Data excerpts
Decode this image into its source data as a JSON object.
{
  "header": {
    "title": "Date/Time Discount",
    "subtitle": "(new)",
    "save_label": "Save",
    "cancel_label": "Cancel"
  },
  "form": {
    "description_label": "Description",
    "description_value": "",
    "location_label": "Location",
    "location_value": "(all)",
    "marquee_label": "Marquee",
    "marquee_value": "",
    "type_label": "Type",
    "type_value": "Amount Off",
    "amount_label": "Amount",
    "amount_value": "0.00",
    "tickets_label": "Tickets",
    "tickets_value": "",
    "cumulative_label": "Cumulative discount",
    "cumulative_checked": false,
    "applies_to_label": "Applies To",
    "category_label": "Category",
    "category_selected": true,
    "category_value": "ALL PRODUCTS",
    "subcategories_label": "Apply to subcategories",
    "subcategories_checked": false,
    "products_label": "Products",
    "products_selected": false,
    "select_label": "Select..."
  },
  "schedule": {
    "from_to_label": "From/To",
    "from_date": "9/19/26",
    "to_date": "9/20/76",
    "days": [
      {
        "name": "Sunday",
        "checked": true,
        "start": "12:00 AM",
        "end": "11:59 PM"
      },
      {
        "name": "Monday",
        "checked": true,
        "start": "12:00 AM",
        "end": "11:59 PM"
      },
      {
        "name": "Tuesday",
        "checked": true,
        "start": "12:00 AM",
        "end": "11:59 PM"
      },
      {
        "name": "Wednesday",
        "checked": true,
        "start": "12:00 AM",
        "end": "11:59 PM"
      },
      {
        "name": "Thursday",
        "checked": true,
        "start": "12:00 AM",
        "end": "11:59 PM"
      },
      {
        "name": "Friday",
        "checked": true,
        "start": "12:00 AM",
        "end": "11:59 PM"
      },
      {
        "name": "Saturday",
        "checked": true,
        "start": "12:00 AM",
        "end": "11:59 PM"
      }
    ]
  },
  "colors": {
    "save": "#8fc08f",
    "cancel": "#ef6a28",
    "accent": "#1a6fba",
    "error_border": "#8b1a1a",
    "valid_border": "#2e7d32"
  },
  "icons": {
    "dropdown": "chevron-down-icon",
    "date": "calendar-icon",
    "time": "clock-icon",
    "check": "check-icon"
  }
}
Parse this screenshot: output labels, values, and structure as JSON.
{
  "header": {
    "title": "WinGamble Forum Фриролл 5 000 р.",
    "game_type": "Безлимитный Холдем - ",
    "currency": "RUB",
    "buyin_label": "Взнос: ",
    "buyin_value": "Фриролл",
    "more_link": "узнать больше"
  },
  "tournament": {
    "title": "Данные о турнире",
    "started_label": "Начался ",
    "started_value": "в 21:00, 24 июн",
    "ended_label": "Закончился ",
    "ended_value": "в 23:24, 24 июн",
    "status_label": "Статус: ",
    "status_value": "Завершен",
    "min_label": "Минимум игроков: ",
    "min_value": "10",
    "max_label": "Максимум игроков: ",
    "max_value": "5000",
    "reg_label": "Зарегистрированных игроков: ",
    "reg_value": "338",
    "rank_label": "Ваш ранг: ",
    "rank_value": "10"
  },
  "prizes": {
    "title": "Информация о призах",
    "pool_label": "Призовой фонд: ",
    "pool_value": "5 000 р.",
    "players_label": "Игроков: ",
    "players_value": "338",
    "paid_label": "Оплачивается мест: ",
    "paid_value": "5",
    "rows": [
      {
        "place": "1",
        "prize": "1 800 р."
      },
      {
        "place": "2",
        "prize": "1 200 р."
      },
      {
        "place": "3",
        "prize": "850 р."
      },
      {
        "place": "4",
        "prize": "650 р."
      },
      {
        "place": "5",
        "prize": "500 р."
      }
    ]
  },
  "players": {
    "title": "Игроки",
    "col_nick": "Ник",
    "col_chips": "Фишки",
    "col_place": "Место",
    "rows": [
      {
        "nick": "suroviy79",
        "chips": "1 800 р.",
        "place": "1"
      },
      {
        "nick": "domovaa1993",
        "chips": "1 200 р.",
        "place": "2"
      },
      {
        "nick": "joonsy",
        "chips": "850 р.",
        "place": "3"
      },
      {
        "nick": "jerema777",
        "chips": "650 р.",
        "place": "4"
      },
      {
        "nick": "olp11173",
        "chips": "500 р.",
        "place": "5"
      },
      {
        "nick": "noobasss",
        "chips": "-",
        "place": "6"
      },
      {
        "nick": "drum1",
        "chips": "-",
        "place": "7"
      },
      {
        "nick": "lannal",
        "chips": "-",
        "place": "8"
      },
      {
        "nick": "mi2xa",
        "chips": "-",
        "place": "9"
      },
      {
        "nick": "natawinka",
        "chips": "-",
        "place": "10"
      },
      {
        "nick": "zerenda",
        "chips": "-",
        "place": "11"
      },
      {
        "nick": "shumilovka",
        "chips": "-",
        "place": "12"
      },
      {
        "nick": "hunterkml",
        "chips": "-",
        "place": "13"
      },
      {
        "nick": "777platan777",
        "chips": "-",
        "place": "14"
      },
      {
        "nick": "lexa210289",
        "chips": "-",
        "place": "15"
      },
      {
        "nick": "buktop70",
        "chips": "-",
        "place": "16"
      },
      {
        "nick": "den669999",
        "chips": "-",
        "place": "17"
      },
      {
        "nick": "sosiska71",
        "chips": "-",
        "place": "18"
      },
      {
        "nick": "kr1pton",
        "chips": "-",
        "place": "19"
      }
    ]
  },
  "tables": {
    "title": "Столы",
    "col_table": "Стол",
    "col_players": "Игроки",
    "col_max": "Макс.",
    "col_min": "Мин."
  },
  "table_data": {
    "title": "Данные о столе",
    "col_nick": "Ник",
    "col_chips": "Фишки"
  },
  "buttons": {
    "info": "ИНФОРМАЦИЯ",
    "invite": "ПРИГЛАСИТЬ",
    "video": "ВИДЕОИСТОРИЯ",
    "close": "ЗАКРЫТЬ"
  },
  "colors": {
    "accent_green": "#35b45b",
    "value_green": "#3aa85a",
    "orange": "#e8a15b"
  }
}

▸ What is needed
Each record above must be given again exactly.

▸ Finished task
Decode this image into its source data as a JSON object.
{
  "header": {
    "title": "Date/Time Discount",
    "subtitle": "(new)",
    "save_label": "Save",
    "cancel_label": "Cancel"
  },
  "form": {
    "description_label": "Description",
    "description_value": "",
    "location_label": "Location",
    "location_value": "(all)",
    "marquee_label": "Marquee",
    "marquee_value": "",
    "type_label": "Type",
    "type_value": "Amount Off",
    "amount_label": "Amount",
    "amount_value": "0.00",
    "tickets_label": "Tickets",
    "tickets_value": "",
    "cumulative_label": "Cumulative discount",
    "cumulative_checked": false,
    "applies_to_label": "Applies To",
    "category_label": "Category",
    "category_selected": true,
    "category_value": "ALL PRODUCTS",
    "subcategories_label": "Apply to subcategories",
    "subcategories_checked": false,
    "products_label": "Products",
    "products_selected": false,
    "select_label": "Select..."
  },
  "schedule": {
    "from_to_label": "From/To",
    "from_date": "9/19/26",
    "to_date": "9/20/76",
    "days": [
      {
        "name": "Sunday",
        "checked": true,
        "start": "12:00 AM",
        "end": "11:59 PM"
      },
      {
        "name": "Monday",
        "checked": true,
        "start": "12:00 AM",
        "end": "11:59 PM"
      },
      {
        "name": "Tuesday",
        "checked": true,
        "start": "12:00 AM",
        "end": "11:59 PM"
      },
      {
        "name": "Wednesday",
        "checked": true,
        "start": "12:00 AM",
        "end": "11:59 PM"
      },
      {
        "name": "Thursday",
        "checked": true,
        "start": "12:00 AM",
        "end": "11:59 PM"
      },
      {
        "name": "Friday",
        "checked": true,
        "start": "12:00 AM",
        "end": "11:59 PM"
      },
      {
        "name": "Saturday",
        "checked": true,
        "start": "12:00 AM",
        "end": "11:59 PM"
      }
    ]
  },
  "colors": {
    "save": "#8fc08f",
    "cancel": "#ef6a28",
    "accent": "#1a6fba",
    "error_border": "#8b1a1a",
    "valid_border": "#2e7d32"
  },
  "icons": {
    "dropdown": "chevron-down-icon",
    "date": "calendar-icon",
    "time": "clock-icon",
    "check": "check-icon"
  }
}
Parse this screenshot: output labels, values, and structure as JSON.
{
  "header": {
    "title": "WinGamble Forum Фриролл 5 000 р.",
    "game_type": "Безлимитный Холдем - ",
    "currency": "RUB",
    "buyin_label": "Взнос: ",
    "buyin_value": "Фриролл",
    "more_link": "узнать больше"
  },
  "tournament": {
    "title": "Данные о турнире",
    "started_label": "Начался ",
    "started_value": "в 21:00, 24 июн",
    "ended_label": "Закончился ",
    "ended_value": "в 23:24, 24 июн",
    "status_label": "Статус: ",
    "status_value": "Завершен",
    "min_label": "Минимум игроков: ",
    "min_value": "10",
    "max_label": "Максимум игроков: ",
    "max_value": "5000",
    "reg_label": "Зарегистрированных игроков: ",
    "reg_value": "338",
    "rank_label": "Ваш ранг: ",
    "rank_value": "10"
  },
  "prizes": {
    "title": "Информация о призах",
    "pool_label": "Призовой фонд: ",
    "pool_value": "5 000 р.",
    "players_label": "Игроков: ",
    "players_value": "338",
    "paid_label": "Оплачивается мест: ",
    "paid_value": "5",
    "rows": [
      {
        "place": "1",
        "prize": "1 800 р."
      },
      {
        "place": "2",
        "prize": "1 200 р."
      },
      {
        "place": "3",
        "prize": "850 р."
      },
      {
        "place": "4",
        "prize": "650 р."
      },
      {
        "place": "5",
        "prize": "500 р."
      }
    ]
  },
  "players": {
    "title": "Игроки",
    "col_nick": "Ник",
    "col_chips": "Фишки",
    "col_place": "Место",
    "rows": [
      {
        "nick": "suroviy79",
        "chips": "1 800 р.",
        "place": "1"
      },
      {
        "nick": "domovaa1993",
        "chips": "1 200 р.",
        "place": "2"
      },
      {
        "nick": "joonsy",
        "chips": "850 р.",
        "place": "3"
      },
      {
        "nick": "jerema777",
        "chips": "650 р.",
        "place": "4"
      },
      {
        "nick": "olp11173",
        "chips": "500 р.",
        "place": "5"
      },
      {
        "nick": "noobasss",
        "chips": "-",
        "place": "6"
      },
      {
        "nick": "drum1",
        "chips": "-",
        "place": "7"
      },
      {
        "nick": "lannal",
        "chips": "-",
        "place": "8"
      },
      {
        "nick": "mi2xa",
        "chips": "-",
        "place": "9"
      },
      {
        "nick": "natawinka",
        "chips": "-",
        "place": "10"
      },
      {
        "nick": "zerenda",
        "chips": "-",
        "place": "11"
      },
      {
        "nick": "shumilovka",
        "chips": "-",
        "place": "12"
      },
      {
        "nick": "hunterkml",
        "chips": "-",
        "place": "13"
      },
      {
        "nick": "777platan777",
        "chips": "-",
        "place": "14"
      },
      {
        "nick": "lexa210289",
        "chips": "-",
        "place": "15"
      },
      {
        "nick": "buktop70",
        "chips": "-",
        "place": "16"
      },
      {
        "nick": "den669999",
        "chips": "-",
        "place": "17"
      },
      {
        "nick": "sosiska71",
        "chips": "-",
        "place": "18"
      },
      {
        "nick": "kr1pton",
        "chips": "-",
        "place": "19"
      }
    ]
  },
  "tables": {
    "title": "Столы",
    "col_table": "Стол",
    "col_players": "Игроки",
    "col_max": "Макс.",
    "col_min": "Мин."
  },
  "table_data": {
    "title": "Данные о столе",
    "col_nick": "Ник",
    "col_chips": "Фишки"
  },
  "buttons": {
    "info": "ИНФОРМАЦИЯ",
    "invite": "ПРИГЛАСИТЬ",
    "video": "ВИДЕОИСТОРИЯ",
    "close": "ЗАКРЫТЬ"
  },
  "colors": {
    "accent_green": "#35b45b",
    "value_green": "#3aa85a",
    "orange": "#e8a15b"
  }
}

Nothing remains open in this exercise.